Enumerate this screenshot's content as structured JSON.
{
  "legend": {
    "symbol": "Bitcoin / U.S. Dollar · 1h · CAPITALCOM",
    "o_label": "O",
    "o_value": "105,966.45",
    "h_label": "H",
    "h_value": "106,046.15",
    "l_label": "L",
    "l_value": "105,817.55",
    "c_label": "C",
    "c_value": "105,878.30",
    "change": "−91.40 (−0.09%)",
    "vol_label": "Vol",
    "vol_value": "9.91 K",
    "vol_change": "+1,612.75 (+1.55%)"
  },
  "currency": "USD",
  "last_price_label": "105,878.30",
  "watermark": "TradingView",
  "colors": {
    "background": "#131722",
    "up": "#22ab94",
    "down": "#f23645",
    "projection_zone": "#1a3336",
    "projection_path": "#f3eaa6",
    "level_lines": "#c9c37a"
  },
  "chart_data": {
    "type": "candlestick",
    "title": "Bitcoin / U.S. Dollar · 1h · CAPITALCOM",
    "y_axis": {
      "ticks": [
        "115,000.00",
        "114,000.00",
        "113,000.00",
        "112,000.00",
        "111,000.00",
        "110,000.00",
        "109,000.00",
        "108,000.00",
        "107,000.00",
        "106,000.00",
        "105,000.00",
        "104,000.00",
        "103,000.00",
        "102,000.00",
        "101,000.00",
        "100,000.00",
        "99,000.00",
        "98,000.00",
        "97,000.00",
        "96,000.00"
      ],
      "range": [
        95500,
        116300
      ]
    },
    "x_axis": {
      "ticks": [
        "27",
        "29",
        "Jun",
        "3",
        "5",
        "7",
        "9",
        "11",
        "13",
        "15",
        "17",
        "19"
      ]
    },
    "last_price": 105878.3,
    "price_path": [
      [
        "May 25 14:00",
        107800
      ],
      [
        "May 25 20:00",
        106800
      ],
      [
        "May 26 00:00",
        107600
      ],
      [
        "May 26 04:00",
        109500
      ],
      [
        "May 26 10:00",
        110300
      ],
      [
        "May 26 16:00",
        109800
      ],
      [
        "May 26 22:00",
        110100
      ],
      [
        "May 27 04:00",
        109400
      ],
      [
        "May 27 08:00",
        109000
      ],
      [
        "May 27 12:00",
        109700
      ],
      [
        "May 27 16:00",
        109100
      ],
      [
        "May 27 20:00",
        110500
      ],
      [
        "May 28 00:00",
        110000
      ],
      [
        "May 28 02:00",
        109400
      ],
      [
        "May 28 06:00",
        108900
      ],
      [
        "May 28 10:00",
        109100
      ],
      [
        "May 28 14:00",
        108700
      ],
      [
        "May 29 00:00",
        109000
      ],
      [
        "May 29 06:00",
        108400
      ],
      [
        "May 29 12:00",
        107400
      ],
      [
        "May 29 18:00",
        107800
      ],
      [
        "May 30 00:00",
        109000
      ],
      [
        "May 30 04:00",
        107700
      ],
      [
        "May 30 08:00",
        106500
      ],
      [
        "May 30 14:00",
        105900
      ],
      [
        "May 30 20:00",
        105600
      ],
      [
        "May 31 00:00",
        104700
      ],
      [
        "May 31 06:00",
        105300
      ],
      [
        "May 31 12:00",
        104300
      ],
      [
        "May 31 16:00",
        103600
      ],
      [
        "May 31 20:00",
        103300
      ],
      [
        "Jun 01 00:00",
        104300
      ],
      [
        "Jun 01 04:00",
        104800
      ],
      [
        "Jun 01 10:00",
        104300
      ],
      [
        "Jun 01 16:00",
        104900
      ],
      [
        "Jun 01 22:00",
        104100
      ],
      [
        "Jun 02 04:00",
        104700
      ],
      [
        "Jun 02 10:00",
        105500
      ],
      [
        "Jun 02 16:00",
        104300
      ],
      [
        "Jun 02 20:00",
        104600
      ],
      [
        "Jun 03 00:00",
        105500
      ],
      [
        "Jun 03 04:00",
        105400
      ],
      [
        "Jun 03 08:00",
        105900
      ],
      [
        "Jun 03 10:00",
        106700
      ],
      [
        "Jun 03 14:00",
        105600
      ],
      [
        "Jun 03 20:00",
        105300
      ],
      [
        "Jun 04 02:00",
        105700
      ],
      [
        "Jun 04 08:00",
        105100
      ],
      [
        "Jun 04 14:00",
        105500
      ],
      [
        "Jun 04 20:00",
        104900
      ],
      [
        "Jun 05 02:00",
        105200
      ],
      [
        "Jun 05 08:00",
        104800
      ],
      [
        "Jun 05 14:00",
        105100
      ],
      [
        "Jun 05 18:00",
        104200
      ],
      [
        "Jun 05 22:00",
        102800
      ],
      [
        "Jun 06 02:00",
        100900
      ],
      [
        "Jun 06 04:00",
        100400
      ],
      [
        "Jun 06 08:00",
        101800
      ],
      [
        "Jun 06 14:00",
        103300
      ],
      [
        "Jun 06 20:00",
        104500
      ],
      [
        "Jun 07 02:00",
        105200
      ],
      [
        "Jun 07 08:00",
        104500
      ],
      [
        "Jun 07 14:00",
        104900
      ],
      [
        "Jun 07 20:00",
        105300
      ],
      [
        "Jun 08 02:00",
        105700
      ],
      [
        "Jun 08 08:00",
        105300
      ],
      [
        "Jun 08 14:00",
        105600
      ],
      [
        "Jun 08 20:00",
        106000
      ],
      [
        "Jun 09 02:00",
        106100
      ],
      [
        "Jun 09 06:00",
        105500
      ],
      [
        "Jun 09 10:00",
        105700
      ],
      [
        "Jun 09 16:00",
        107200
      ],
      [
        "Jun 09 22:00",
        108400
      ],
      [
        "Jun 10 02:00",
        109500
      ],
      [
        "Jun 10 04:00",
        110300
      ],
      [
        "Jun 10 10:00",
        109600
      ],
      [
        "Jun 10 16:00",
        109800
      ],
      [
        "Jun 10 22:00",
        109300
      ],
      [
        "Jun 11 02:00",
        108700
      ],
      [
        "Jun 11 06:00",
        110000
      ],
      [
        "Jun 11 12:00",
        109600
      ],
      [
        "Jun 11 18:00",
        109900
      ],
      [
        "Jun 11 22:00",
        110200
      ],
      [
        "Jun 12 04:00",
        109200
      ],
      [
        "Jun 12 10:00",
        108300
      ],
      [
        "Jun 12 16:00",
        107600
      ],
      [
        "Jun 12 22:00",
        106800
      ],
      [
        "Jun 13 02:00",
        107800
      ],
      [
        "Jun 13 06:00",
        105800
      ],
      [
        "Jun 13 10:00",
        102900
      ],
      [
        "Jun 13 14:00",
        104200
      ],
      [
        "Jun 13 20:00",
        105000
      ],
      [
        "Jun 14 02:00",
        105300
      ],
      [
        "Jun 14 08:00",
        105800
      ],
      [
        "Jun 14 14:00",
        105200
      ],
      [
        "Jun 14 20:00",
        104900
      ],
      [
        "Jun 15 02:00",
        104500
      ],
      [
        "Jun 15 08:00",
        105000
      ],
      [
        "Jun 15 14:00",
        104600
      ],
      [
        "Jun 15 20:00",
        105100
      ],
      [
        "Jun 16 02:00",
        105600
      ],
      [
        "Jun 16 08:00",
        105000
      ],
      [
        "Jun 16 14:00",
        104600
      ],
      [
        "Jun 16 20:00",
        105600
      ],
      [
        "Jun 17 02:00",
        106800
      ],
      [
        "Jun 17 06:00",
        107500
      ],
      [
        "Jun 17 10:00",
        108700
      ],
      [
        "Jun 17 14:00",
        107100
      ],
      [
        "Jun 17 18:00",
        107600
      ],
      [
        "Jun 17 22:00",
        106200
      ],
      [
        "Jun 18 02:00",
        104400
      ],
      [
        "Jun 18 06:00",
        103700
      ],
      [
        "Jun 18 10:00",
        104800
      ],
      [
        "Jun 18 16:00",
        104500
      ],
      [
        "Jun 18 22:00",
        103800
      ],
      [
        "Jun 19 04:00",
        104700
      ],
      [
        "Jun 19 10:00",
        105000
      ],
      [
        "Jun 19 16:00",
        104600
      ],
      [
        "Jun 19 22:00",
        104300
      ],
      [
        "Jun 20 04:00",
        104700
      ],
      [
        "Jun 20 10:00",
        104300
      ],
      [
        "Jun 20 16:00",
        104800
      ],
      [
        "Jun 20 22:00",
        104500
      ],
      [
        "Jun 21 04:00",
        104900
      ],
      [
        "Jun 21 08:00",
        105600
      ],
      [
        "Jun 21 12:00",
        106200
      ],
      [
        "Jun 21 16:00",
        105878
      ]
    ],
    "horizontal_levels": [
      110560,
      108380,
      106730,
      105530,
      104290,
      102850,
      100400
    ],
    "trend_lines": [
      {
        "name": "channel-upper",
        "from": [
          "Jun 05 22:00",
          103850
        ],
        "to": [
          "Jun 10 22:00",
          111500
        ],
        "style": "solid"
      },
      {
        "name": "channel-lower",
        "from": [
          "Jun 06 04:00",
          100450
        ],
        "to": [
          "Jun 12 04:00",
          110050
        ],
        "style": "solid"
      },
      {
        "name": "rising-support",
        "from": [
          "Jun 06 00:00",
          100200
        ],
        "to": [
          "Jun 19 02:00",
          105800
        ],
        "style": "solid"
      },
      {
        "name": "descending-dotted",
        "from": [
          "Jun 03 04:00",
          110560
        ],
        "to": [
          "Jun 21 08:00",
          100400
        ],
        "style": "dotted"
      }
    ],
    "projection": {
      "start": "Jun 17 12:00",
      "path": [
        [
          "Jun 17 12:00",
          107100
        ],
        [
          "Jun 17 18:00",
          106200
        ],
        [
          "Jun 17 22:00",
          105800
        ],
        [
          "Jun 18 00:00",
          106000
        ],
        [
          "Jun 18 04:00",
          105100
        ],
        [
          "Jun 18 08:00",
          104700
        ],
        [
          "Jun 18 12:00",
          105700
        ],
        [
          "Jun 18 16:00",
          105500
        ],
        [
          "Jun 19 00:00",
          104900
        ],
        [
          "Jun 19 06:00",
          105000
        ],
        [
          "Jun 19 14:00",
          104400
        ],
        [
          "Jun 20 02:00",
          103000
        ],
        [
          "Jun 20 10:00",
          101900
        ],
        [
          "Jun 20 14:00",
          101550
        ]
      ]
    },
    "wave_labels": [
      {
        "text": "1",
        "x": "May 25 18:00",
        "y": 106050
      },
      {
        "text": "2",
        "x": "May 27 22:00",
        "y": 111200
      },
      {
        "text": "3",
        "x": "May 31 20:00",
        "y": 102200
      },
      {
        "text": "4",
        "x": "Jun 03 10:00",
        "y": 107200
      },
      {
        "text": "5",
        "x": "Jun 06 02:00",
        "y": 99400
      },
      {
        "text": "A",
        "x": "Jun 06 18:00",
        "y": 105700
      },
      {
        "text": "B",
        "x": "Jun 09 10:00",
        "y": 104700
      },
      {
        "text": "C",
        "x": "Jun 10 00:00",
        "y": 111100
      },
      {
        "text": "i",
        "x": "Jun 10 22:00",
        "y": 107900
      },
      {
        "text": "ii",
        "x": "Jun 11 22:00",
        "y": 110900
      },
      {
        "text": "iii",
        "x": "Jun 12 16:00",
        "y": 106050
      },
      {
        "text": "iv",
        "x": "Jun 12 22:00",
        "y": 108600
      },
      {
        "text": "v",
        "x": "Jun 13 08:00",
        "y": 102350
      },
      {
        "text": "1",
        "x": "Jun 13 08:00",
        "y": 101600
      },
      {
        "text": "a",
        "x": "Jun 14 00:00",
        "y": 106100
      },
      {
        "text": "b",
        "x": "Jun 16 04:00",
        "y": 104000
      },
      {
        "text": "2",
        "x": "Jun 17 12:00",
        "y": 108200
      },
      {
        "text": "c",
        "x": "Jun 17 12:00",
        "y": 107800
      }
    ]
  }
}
----------
• [TASK DESCRIPTION] In the records above, collect each line with "Bitcoin".

• [RESULT OF THIS EXERCISE]
    "symbol": "Bitcoin / U.S. Dollar · 1h · CAPITALCOM",
    "title": "Bitcoin / U.S. Dollar · 1h · CAPITALCOM",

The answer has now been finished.